YOUR GOAL: Give only the number of lines in the listing below where the string "幼儿园小班美术活动" occurs.

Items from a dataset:
****
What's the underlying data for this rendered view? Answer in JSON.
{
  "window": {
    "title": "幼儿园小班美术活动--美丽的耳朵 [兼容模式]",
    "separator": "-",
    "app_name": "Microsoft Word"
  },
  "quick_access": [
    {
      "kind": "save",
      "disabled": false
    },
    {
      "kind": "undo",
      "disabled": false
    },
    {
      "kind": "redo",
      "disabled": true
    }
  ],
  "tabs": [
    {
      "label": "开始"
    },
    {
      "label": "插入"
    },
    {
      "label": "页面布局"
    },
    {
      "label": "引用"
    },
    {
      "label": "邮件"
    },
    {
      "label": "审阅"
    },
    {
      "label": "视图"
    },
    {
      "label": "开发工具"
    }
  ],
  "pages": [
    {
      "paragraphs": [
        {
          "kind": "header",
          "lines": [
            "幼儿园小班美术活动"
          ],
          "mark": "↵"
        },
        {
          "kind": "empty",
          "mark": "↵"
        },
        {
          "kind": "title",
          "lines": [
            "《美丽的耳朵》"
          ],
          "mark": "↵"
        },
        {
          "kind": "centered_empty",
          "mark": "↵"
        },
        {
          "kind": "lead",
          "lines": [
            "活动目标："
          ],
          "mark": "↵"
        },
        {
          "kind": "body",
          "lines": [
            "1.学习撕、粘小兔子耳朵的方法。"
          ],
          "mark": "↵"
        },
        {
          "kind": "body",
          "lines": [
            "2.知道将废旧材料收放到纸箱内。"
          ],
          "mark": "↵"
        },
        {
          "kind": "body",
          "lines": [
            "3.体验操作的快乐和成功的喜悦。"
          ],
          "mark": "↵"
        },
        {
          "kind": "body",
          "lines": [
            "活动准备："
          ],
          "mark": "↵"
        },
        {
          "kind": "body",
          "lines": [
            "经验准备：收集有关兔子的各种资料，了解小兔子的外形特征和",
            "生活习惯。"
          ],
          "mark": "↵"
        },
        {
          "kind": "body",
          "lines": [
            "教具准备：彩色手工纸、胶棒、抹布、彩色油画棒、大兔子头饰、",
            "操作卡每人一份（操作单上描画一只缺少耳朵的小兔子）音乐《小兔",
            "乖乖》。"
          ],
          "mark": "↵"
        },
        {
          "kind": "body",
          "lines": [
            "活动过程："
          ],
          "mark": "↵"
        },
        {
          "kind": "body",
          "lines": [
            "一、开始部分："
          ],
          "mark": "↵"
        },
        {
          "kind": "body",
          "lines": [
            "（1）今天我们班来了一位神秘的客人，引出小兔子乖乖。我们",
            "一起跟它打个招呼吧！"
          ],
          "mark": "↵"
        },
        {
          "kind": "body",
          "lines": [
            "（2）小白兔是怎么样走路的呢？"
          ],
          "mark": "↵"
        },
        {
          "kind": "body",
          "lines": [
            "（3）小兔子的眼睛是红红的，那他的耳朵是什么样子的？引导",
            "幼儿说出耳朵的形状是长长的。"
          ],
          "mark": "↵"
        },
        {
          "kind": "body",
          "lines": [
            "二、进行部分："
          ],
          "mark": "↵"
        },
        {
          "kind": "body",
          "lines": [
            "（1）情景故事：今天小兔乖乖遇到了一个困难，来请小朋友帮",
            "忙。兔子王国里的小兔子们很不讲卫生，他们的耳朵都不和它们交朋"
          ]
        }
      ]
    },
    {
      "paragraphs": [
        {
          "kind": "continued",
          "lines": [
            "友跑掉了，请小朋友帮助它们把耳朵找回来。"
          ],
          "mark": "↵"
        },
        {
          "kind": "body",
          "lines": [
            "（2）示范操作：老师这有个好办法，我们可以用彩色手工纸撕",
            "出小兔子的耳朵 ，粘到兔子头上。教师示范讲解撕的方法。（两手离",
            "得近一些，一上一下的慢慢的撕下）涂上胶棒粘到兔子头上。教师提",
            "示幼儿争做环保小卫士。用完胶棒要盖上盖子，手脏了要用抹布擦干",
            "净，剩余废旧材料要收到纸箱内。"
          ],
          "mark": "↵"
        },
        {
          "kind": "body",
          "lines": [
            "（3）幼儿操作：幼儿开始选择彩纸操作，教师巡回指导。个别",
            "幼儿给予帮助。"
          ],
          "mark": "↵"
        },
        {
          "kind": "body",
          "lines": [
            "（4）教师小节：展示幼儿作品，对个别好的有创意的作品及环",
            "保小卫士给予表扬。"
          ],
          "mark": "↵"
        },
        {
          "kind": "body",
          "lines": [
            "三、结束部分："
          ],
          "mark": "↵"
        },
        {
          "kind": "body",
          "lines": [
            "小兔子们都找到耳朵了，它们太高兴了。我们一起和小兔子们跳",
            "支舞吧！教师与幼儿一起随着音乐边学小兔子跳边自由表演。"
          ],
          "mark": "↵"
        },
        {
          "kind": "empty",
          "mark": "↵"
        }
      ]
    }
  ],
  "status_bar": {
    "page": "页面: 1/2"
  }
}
****
THE REPLY: 2